◆ TASK TO CARRY OUT: Please count the lines below that contain the word "leur", and reply with that number alone.

Part of a data file:
● ● ● ●

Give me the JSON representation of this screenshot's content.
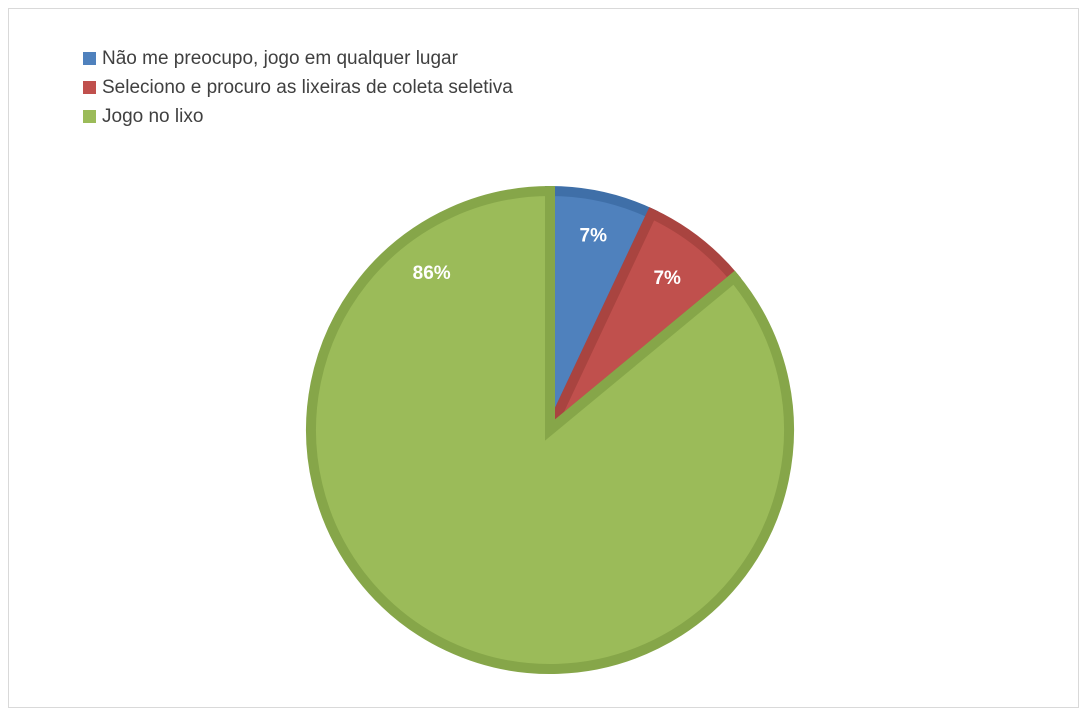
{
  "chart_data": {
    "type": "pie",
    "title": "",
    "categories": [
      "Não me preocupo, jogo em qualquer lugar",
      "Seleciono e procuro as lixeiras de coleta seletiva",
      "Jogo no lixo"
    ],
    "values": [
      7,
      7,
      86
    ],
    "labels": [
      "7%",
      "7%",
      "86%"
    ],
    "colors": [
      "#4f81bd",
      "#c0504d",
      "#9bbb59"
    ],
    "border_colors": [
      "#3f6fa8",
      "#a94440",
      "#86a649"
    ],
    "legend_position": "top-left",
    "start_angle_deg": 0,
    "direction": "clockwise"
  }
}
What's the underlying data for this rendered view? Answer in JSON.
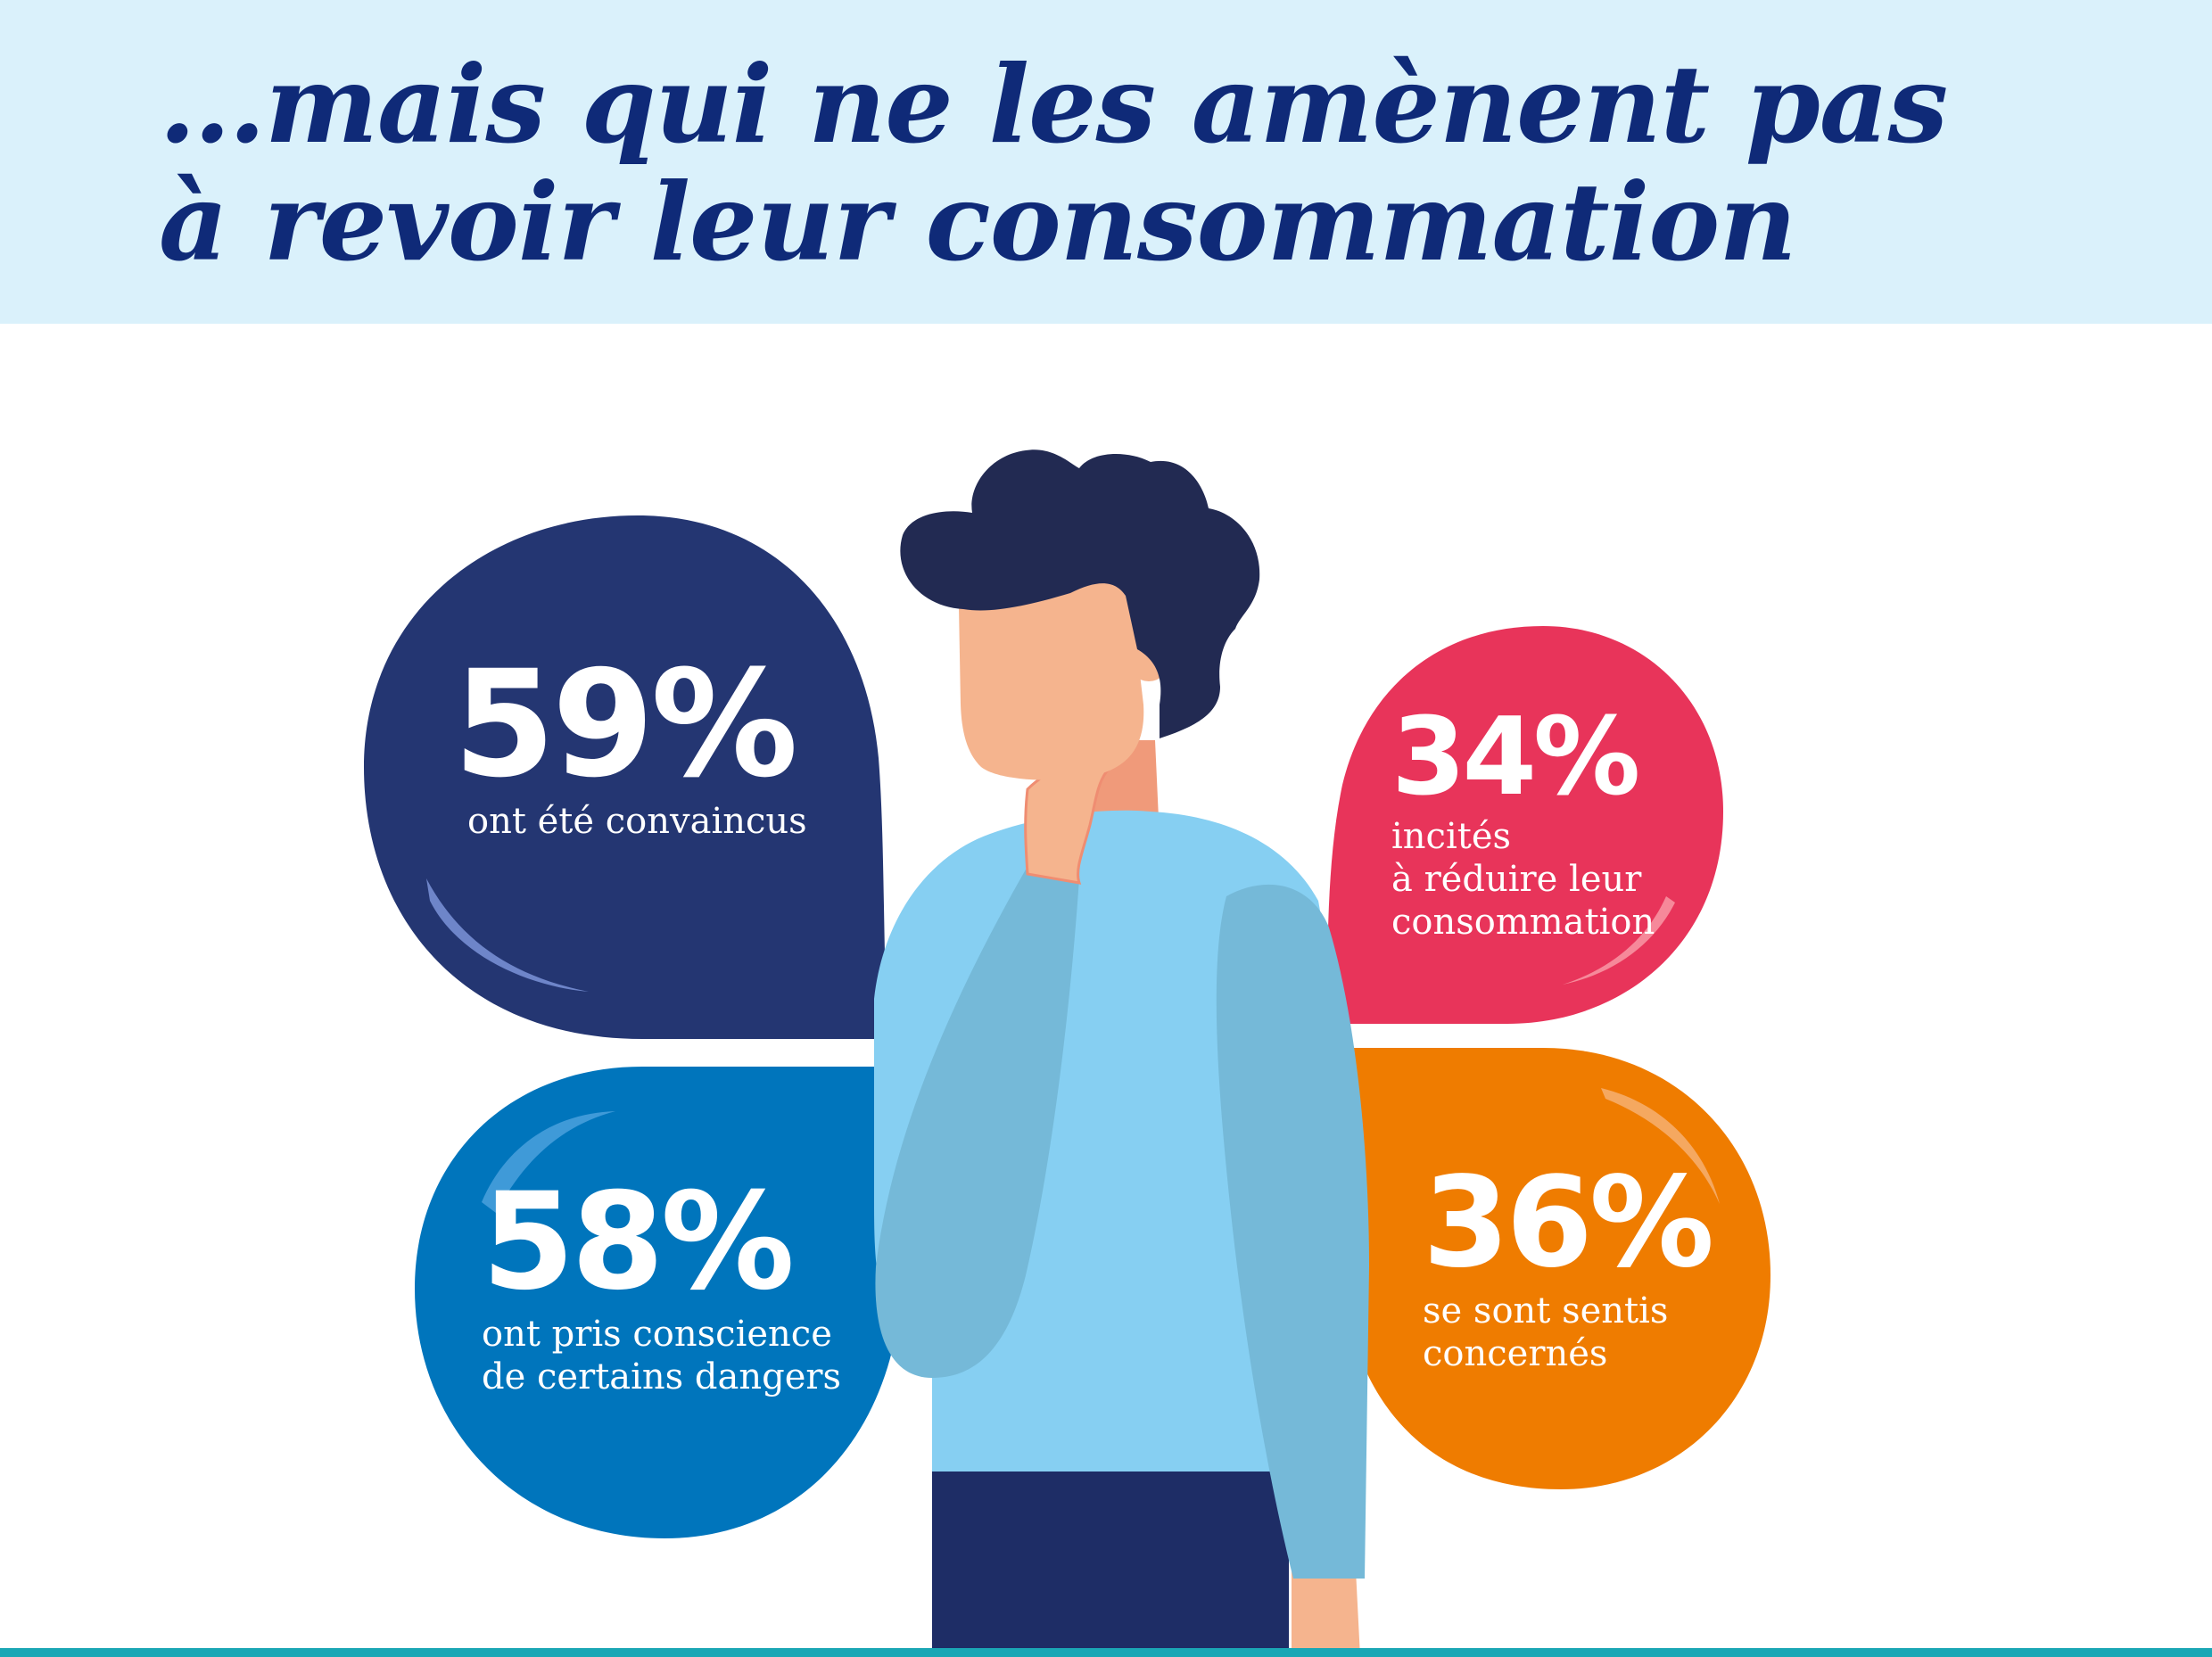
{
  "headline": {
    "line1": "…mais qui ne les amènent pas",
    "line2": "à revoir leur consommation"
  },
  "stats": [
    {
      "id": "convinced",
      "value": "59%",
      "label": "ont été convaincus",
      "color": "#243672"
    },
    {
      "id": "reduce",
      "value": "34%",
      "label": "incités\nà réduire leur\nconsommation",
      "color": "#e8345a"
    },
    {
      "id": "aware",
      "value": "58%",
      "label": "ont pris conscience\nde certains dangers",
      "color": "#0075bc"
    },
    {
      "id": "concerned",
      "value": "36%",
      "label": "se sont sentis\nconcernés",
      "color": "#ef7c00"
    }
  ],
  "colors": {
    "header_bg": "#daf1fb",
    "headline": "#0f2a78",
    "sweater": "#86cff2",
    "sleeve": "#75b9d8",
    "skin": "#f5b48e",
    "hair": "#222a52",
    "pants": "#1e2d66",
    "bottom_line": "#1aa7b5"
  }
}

● ● ● ●

◆ TASK RESPONSE: 2